Write down every entry below once more, exactly.

>> begin Entries supplied

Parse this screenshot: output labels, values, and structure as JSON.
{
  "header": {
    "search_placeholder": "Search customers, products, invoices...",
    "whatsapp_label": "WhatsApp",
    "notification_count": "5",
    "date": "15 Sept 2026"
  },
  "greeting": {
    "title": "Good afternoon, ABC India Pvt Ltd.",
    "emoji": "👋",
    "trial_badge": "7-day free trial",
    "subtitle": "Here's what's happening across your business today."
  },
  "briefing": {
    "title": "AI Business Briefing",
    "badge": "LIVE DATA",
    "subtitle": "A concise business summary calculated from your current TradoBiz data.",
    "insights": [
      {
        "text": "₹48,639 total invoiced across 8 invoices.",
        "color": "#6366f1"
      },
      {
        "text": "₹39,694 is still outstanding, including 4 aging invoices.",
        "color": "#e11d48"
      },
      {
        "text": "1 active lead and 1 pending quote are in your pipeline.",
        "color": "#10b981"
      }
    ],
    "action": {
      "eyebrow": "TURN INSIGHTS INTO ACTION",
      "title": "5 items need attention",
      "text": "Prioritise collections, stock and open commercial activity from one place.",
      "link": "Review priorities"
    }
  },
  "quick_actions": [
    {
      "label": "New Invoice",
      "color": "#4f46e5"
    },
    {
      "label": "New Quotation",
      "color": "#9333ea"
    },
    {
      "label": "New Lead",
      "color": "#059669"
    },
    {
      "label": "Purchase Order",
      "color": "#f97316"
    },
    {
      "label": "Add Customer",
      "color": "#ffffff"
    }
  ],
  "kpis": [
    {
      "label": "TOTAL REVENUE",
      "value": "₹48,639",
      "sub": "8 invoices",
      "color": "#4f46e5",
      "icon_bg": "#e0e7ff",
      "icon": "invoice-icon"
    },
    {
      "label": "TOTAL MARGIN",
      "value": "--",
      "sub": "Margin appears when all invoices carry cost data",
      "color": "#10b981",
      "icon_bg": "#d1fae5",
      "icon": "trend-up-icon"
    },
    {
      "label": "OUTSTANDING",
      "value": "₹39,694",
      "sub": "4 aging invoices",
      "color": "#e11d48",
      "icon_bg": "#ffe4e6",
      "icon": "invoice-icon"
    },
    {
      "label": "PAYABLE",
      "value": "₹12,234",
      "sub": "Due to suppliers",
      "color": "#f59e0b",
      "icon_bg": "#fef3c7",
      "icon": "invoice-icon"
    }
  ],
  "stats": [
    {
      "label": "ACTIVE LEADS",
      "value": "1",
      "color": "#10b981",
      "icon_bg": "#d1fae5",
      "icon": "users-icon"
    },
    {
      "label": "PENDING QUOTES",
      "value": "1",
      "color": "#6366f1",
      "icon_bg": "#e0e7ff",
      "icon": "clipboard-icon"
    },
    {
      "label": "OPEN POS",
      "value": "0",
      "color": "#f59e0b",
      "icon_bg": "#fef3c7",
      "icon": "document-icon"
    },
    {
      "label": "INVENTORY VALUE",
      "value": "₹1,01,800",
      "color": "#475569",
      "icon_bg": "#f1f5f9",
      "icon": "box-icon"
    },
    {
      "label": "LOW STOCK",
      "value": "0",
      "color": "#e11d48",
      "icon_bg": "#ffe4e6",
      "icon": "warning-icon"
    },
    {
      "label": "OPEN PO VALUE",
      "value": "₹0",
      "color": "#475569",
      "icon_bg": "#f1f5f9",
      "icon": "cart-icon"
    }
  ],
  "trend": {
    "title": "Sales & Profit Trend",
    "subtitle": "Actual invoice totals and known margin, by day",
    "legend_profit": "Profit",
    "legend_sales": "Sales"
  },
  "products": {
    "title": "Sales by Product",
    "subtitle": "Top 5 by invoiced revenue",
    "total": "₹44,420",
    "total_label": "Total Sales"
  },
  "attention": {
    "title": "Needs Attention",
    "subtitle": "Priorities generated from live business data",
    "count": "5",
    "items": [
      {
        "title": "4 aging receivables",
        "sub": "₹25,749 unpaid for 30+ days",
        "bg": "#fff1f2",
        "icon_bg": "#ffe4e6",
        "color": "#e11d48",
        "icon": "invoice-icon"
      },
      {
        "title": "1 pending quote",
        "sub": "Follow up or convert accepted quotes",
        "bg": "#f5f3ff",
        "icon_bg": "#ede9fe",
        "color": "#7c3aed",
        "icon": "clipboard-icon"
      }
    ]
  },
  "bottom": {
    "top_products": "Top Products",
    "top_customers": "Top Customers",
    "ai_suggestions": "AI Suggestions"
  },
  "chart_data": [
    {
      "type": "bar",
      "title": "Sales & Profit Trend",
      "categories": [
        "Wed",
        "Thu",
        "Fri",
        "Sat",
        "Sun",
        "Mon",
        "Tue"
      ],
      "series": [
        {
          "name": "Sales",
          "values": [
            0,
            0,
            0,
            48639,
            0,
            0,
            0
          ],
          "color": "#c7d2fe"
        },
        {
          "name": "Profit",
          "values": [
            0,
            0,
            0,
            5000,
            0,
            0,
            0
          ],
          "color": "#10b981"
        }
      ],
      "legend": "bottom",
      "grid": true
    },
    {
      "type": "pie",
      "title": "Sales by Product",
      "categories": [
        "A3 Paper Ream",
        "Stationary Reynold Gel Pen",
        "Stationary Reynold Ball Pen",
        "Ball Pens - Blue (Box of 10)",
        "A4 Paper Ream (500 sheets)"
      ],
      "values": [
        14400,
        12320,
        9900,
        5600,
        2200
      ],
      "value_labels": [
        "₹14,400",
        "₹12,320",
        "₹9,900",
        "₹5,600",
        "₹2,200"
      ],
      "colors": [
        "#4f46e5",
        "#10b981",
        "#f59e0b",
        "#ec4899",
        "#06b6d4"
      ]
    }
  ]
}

>> end Entries supplied

* [Completed exercise]:
Parse this screenshot: output labels, values, and structure as JSON.
{
  "header": {
    "search_placeholder": "Search customers, products, invoices...",
    "whatsapp_label": "WhatsApp",
    "notification_count": "5",
    "date": "15 Sept 2026"
  },
  "greeting": {
    "title": "Good afternoon, ABC India Pvt Ltd.",
    "emoji": "👋",
    "trial_badge": "7-day free trial",
    "subtitle": "Here's what's happening across your business today."
  },
  "briefing": {
    "title": "AI Business Briefing",
    "badge": "LIVE DATA",
    "subtitle": "A concise business summary calculated from your current TradoBiz data.",
    "insights": [
      {
        "text": "₹48,639 total invoiced across 8 invoices.",
        "color": "#6366f1"
      },
      {
        "text": "₹39,694 is still outstanding, including 4 aging invoices.",
        "color": "#e11d48"
      },
      {
        "text": "1 active lead and 1 pending quote are in your pipeline.",
        "color": "#10b981"
      }
    ],
    "action": {
      "eyebrow": "TURN INSIGHTS INTO ACTION",
      "title": "5 items need attention",
      "text": "Prioritise collections, stock and open commercial activity from one place.",
      "link": "Review priorities"
    }
  },
  "quick_actions": [
    {
      "label": "New Invoice",
      "color": "#4f46e5"
    },
    {
      "label": "New Quotation",
      "color": "#9333ea"
    },
    {
      "label": "New Lead",
      "color": "#059669"
    },
    {
      "label": "Purchase Order",
      "color": "#f97316"
    },
    {
      "label": "Add Customer",
      "color": "#ffffff"
    }
  ],
  "kpis": [
    {
      "label": "TOTAL REVENUE",
      "value": "₹48,639",
      "sub": "8 invoices",
      "color": "#4f46e5",
      "icon_bg": "#e0e7ff",
      "icon": "invoice-icon"
    },
    {
      "label": "TOTAL MARGIN",
      "value": "--",
      "sub": "Margin appears when all invoices carry cost data",
      "color": "#10b981",
      "icon_bg": "#d1fae5",
      "icon": "trend-up-icon"
    },
    {
      "label": "OUTSTANDING",
      "value": "₹39,694",
      "sub": "4 aging invoices",
      "color": "#e11d48",
      "icon_bg": "#ffe4e6",
      "icon": "invoice-icon"
    },
    {
      "label": "PAYABLE",
      "value": "₹12,234",
      "sub": "Due to suppliers",
      "color": "#f59e0b",
      "icon_bg": "#fef3c7",
      "icon": "invoice-icon"
    }
  ],
  "stats": [
    {
      "label": "ACTIVE LEADS",
      "value": "1",
      "color": "#10b981",
      "icon_bg": "#d1fae5",
      "icon": "users-icon"
    },
    {
      "label": "PENDING QUOTES",
      "value": "1",
      "color": "#6366f1",
      "icon_bg": "#e0e7ff",
      "icon": "clipboard-icon"
    },
    {
      "label": "OPEN POS",
      "value": "0",
      "color": "#f59e0b",
      "icon_bg": "#fef3c7",
      "icon": "document-icon"
    },
    {
      "label": "INVENTORY VALUE",
      "value": "₹1,01,800",
      "color": "#475569",
      "icon_bg": "#f1f5f9",
      "icon": "box-icon"
    },
    {
      "label": "LOW STOCK",
      "value": "0",
      "color": "#e11d48",
      "icon_bg": "#ffe4e6",
      "icon": "warning-icon"
    },
    {
      "label": "OPEN PO VALUE",
      "value": "₹0",
      "color": "#475569",
      "icon_bg": "#f1f5f9",
      "icon": "cart-icon"
    }
  ],
  "trend": {
    "title": "Sales & Profit Trend",
    "subtitle": "Actual invoice totals and known margin, by day",
    "legend_profit": "Profit",
    "legend_sales": "Sales"
  },
  "products": {
    "title": "Sales by Product",
    "subtitle": "Top 5 by invoiced revenue",
    "total": "₹44,420",
    "total_label": "Total Sales"
  },
  "attention": {
    "title": "Needs Attention",
    "subtitle": "Priorities generated from live business data",
    "count": "5",
    "items": [
      {
        "title": "4 aging receivables",
        "sub": "₹25,749 unpaid for 30+ days",
        "bg": "#fff1f2",
        "icon_bg": "#ffe4e6",
        "color": "#e11d48",
        "icon": "invoice-icon"
      },
      {
        "title": "1 pending quote",
        "sub": "Follow up or convert accepted quotes",
        "bg": "#f5f3ff",
        "icon_bg": "#ede9fe",
        "color": "#7c3aed",
        "icon": "clipboard-icon"
      }
    ]
  },
  "bottom": {
    "top_products": "Top Products",
    "top_customers": "Top Customers",
    "ai_suggestions": "AI Suggestions"
  },
  "chart_data": [
    {
      "type": "bar",
      "title": "Sales & Profit Trend",
      "categories": [
        "Wed",
        "Thu",
        "Fri",
        "Sat",
        "Sun",
        "Mon",
        "Tue"
      ],
      "series": [
        {
          "name": "Sales",
          "values": [
            0,
            0,
            0,
            48639,
            0,
            0,
            0
          ],
          "color": "#c7d2fe"
        },
        {
          "name": "Profit",
          "values": [
            0,
            0,
            0,
            5000,
            0,
            0,
            0
          ],
          "color": "#10b981"
        }
      ],
      "legend": "bottom",
      "grid": true
    },
    {
      "type": "pie",
      "title": "Sales by Product",
      "categories": [
        "A3 Paper Ream",
        "Stationary Reynold Gel Pen",
        "Stationary Reynold Ball Pen",
        "Ball Pens - Blue (Box of 10)",
        "A4 Paper Ream (500 sheets)"
      ],
      "values": [
        14400,
        12320,
        9900,
        5600,
        2200
      ],
      "value_labels": [
        "₹14,400",
        "₹12,320",
        "₹9,900",
        "₹5,600",
        "₹2,200"
      ],
      "colors": [
        "#4f46e5",
        "#10b981",
        "#f59e0b",
        "#ec4899",
        "#06b6d4"
      ]
    }
  ]
}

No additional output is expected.